Dataset entries on figures:

<<<<

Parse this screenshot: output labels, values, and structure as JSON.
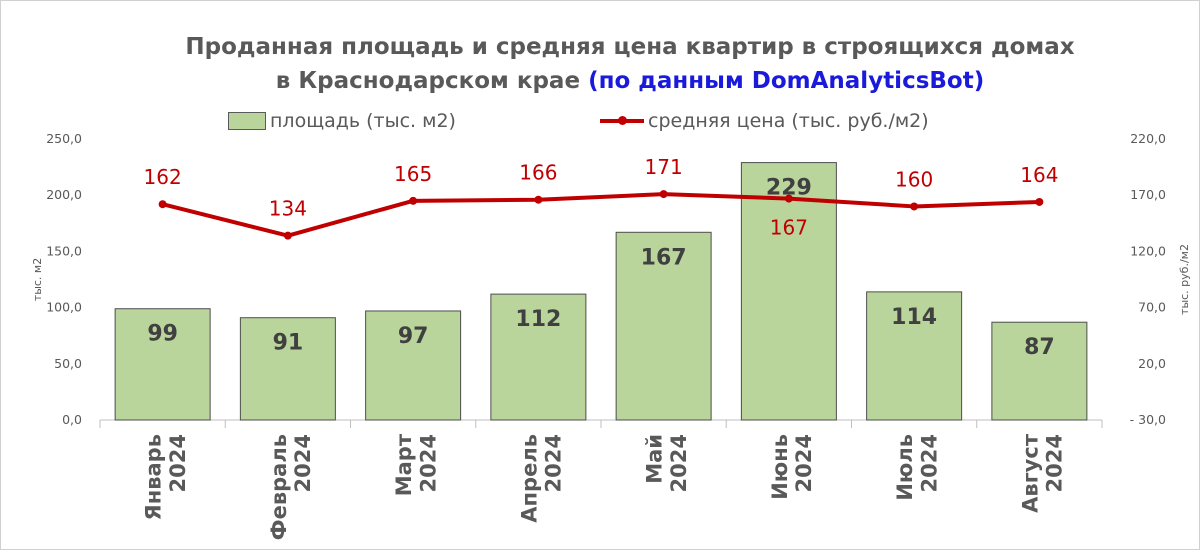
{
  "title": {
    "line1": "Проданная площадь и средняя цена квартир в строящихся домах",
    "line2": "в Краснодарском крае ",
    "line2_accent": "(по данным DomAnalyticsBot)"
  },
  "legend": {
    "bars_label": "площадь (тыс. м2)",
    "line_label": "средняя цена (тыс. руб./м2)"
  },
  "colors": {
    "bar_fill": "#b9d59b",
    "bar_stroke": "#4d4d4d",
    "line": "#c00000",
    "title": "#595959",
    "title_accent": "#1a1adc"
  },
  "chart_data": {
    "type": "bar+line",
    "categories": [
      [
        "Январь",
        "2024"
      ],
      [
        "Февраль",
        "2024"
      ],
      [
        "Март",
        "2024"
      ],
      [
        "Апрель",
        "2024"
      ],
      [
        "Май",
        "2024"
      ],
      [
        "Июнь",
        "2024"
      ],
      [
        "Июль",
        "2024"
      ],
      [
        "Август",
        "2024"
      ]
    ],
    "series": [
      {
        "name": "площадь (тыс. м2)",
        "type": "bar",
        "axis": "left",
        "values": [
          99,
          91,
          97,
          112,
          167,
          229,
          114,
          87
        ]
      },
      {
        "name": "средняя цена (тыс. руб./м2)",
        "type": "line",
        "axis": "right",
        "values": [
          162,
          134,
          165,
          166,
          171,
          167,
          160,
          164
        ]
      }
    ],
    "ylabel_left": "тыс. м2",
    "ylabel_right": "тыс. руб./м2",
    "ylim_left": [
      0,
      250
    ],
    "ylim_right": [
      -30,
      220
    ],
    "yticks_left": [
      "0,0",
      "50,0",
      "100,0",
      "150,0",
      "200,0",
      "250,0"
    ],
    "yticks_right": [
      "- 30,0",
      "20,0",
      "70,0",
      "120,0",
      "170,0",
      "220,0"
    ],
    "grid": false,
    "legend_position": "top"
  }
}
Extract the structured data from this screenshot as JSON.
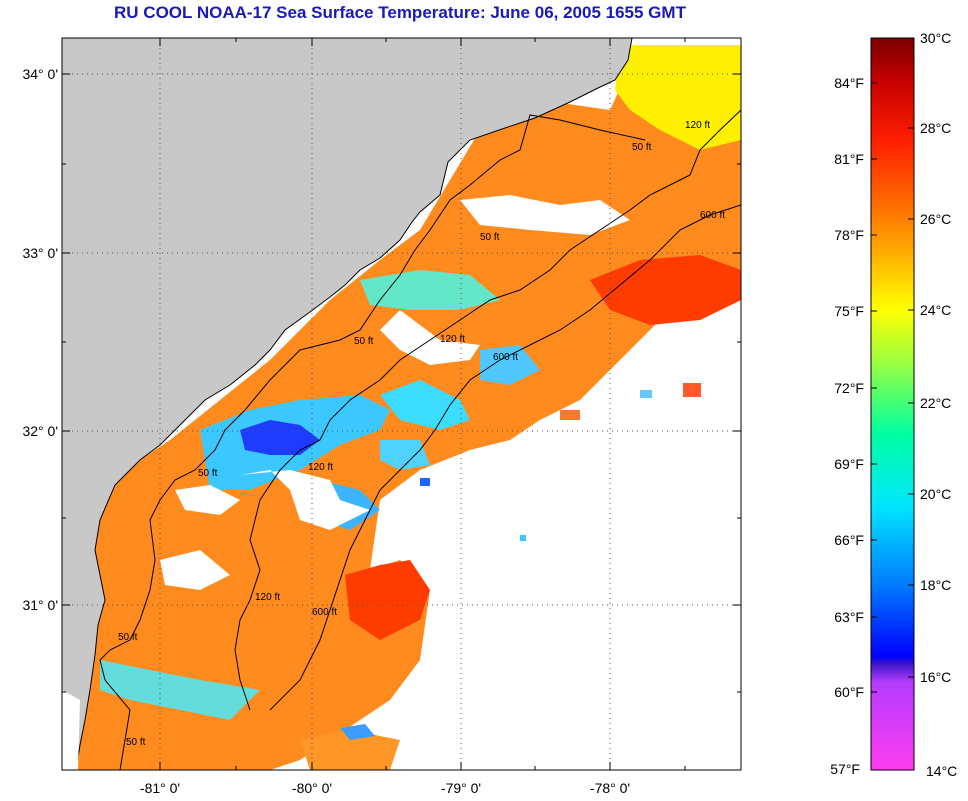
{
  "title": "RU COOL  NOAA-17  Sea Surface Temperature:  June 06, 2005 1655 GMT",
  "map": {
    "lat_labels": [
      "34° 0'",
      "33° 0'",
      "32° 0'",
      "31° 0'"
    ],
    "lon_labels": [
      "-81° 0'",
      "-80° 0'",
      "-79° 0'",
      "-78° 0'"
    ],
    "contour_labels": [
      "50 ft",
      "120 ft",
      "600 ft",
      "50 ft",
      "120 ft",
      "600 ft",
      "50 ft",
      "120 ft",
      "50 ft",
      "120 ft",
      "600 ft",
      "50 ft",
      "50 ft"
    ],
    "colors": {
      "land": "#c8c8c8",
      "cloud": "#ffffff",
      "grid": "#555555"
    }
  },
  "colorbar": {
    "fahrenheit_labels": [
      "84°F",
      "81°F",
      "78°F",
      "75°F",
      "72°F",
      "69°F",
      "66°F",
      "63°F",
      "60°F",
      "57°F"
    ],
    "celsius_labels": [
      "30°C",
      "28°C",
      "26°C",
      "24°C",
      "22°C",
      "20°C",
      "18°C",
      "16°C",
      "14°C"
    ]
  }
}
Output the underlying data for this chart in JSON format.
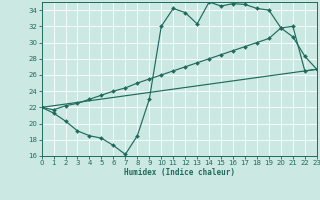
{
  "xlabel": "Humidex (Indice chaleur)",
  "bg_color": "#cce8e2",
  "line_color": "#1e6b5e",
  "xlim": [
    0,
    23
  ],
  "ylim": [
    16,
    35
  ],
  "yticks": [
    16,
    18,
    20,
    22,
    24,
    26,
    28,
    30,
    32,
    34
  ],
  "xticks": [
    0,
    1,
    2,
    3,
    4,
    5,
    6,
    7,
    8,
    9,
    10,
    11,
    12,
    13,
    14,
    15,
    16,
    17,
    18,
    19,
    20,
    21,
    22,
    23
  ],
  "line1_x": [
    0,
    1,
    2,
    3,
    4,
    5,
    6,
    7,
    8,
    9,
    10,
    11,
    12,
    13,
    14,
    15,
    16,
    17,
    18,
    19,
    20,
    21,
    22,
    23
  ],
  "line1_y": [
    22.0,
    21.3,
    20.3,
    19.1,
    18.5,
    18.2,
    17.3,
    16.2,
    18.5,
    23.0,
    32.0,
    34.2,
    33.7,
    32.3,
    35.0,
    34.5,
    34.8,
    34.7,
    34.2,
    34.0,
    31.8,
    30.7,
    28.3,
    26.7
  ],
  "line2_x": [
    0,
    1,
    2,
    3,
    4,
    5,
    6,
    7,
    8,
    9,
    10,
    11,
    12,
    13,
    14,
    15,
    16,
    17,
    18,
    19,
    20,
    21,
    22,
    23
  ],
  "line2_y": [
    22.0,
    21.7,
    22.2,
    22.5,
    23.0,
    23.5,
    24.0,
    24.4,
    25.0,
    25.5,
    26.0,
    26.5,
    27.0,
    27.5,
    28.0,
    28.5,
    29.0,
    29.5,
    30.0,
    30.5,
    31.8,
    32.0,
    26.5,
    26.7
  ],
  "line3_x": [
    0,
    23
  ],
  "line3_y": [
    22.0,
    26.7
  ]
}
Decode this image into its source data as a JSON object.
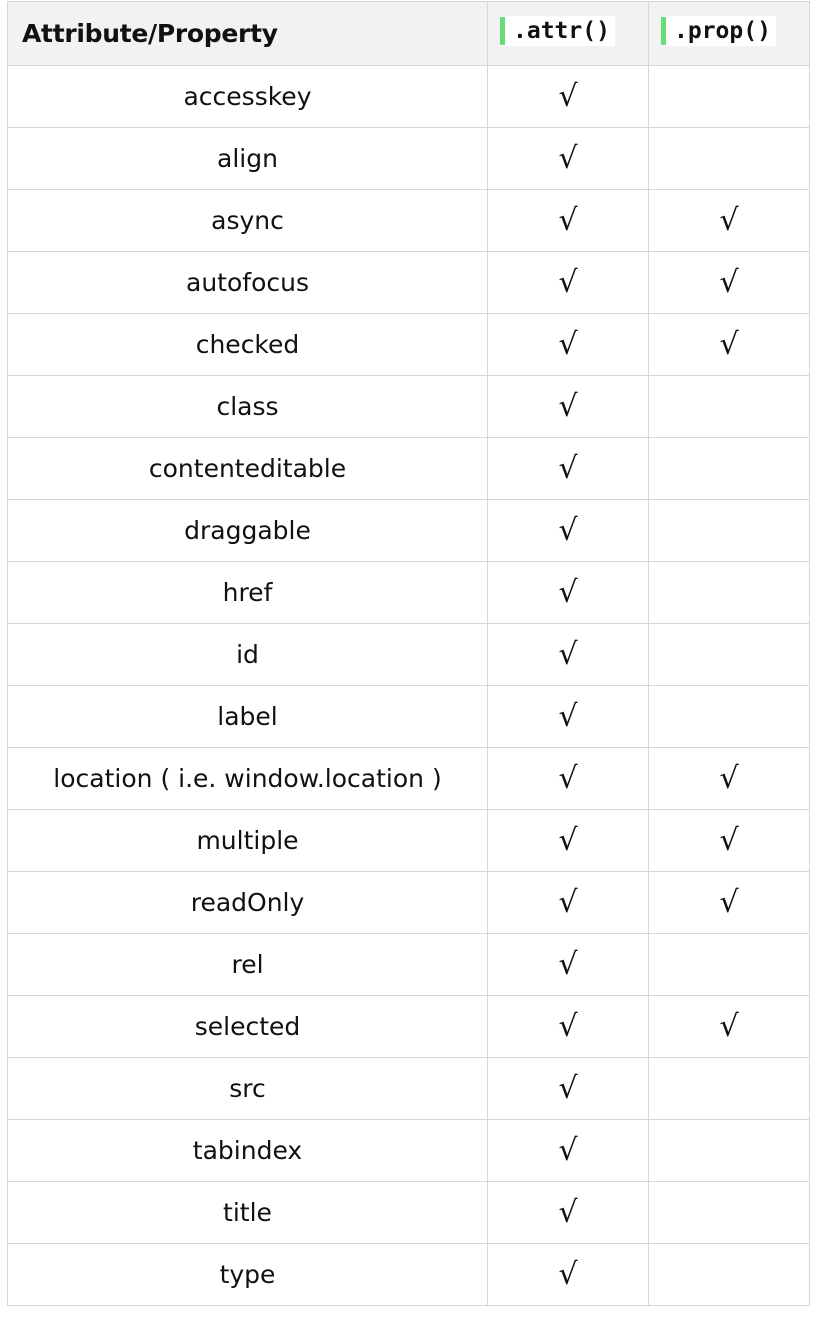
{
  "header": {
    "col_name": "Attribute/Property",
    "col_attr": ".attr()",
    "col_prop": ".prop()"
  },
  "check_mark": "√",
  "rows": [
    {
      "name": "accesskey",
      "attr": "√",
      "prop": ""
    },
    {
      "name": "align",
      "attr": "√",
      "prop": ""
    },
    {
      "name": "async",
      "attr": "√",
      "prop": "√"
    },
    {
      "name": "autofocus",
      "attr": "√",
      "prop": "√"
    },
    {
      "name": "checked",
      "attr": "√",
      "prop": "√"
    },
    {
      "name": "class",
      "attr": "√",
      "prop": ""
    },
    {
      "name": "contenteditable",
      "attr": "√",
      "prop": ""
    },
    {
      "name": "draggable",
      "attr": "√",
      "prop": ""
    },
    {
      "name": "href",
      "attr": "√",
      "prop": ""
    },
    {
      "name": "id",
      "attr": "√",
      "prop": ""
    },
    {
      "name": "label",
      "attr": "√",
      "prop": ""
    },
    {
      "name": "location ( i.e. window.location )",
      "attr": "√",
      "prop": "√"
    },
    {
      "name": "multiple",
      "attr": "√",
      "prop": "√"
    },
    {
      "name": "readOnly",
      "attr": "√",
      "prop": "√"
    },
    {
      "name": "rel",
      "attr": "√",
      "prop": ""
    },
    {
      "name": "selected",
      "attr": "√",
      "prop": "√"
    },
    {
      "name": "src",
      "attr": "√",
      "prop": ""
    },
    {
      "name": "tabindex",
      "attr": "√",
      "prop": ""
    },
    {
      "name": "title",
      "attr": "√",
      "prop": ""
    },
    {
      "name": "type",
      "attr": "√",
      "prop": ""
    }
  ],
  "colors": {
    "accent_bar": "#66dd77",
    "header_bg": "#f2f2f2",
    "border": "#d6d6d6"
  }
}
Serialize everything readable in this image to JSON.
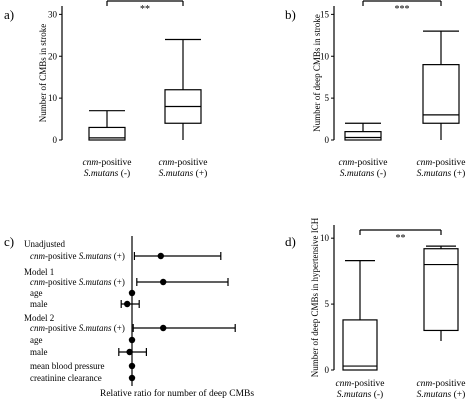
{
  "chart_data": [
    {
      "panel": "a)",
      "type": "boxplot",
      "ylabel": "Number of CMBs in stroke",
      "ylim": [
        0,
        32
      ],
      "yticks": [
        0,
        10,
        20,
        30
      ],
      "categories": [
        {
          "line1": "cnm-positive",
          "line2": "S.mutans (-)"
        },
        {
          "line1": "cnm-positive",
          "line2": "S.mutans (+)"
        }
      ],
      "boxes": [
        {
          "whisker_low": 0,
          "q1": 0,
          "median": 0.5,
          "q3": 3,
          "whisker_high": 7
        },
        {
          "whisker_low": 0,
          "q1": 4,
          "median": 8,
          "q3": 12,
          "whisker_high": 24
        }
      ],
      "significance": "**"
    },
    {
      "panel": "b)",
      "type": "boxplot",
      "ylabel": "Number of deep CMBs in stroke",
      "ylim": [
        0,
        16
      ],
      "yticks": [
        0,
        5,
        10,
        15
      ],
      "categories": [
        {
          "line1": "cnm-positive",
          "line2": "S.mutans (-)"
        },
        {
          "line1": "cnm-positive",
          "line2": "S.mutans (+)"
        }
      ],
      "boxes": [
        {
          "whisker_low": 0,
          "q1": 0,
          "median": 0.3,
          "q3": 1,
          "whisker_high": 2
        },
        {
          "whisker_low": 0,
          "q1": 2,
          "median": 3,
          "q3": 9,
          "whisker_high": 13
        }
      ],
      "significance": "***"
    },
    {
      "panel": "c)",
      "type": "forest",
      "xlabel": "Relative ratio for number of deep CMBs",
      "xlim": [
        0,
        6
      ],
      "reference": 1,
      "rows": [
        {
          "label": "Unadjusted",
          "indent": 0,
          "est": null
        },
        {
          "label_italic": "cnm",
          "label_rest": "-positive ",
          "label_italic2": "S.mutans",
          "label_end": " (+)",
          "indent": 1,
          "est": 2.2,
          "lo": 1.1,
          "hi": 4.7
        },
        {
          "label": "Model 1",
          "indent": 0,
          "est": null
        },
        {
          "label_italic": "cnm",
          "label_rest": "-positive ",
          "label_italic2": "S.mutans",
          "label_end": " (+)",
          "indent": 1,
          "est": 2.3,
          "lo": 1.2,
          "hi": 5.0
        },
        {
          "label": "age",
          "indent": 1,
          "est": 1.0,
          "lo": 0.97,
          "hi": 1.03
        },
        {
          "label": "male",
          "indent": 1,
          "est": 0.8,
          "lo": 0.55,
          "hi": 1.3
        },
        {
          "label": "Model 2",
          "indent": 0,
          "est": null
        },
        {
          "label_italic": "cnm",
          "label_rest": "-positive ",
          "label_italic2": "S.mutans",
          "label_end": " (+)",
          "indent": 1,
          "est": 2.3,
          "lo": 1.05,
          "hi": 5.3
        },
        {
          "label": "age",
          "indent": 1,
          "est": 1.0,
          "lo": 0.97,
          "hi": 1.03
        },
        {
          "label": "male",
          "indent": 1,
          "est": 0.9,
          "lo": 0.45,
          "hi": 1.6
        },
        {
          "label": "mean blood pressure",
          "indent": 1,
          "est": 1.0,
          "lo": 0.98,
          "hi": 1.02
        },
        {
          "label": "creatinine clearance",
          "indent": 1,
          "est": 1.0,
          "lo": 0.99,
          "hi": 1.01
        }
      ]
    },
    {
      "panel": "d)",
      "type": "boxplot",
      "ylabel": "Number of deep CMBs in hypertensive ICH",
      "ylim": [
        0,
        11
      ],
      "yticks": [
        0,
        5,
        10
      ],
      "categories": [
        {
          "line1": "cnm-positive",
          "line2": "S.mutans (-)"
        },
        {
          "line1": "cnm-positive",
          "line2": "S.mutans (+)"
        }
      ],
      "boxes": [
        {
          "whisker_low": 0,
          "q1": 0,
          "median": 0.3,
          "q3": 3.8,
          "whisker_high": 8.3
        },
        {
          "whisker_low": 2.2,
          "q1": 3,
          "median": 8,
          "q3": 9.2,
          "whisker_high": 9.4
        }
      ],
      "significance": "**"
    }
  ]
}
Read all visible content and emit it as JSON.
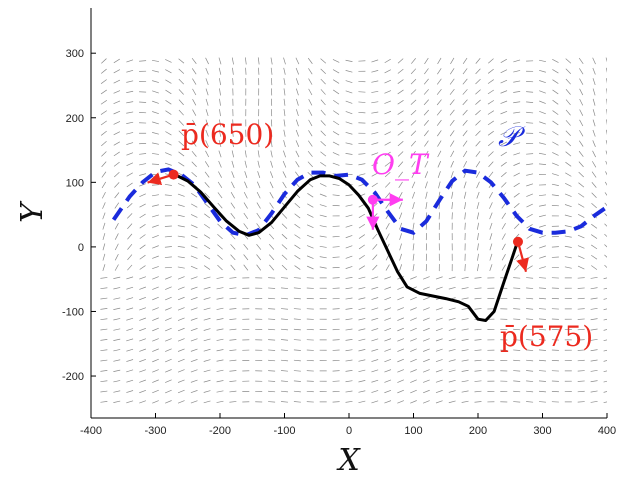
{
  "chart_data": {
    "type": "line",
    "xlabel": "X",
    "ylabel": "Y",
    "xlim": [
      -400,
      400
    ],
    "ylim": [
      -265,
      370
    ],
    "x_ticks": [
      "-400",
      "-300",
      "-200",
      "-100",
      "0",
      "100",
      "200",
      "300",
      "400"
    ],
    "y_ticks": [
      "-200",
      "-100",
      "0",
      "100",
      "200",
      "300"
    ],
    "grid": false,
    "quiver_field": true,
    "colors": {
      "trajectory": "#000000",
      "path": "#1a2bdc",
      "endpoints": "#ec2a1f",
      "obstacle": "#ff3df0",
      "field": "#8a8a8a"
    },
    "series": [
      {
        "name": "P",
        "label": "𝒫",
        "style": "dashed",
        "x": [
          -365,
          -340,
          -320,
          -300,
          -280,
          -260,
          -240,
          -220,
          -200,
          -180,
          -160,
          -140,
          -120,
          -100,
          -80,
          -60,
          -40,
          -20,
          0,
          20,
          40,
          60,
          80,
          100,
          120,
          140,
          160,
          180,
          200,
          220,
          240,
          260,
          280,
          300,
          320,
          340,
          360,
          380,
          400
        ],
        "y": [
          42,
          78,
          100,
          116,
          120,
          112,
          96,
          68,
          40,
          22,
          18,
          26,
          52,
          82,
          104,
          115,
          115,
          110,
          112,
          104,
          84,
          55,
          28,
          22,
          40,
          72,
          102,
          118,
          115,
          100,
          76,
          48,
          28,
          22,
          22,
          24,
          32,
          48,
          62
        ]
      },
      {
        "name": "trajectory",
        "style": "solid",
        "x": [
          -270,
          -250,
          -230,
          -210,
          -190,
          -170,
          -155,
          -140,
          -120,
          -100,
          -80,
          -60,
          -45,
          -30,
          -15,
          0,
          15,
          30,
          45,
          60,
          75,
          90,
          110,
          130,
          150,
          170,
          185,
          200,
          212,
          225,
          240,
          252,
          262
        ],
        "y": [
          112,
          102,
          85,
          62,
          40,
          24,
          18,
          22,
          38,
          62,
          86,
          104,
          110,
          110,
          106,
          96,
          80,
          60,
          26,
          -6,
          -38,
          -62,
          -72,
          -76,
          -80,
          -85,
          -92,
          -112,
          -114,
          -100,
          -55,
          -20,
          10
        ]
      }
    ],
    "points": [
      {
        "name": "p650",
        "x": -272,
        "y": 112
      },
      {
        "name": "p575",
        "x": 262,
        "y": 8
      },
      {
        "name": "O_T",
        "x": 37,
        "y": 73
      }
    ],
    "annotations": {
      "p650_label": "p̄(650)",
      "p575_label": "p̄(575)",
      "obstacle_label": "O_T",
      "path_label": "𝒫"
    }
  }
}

>>>>

### SET EXERCISE
Count the lines that hold the string "trajectory", and reply with that number alone.

### FULL OUTPUT
2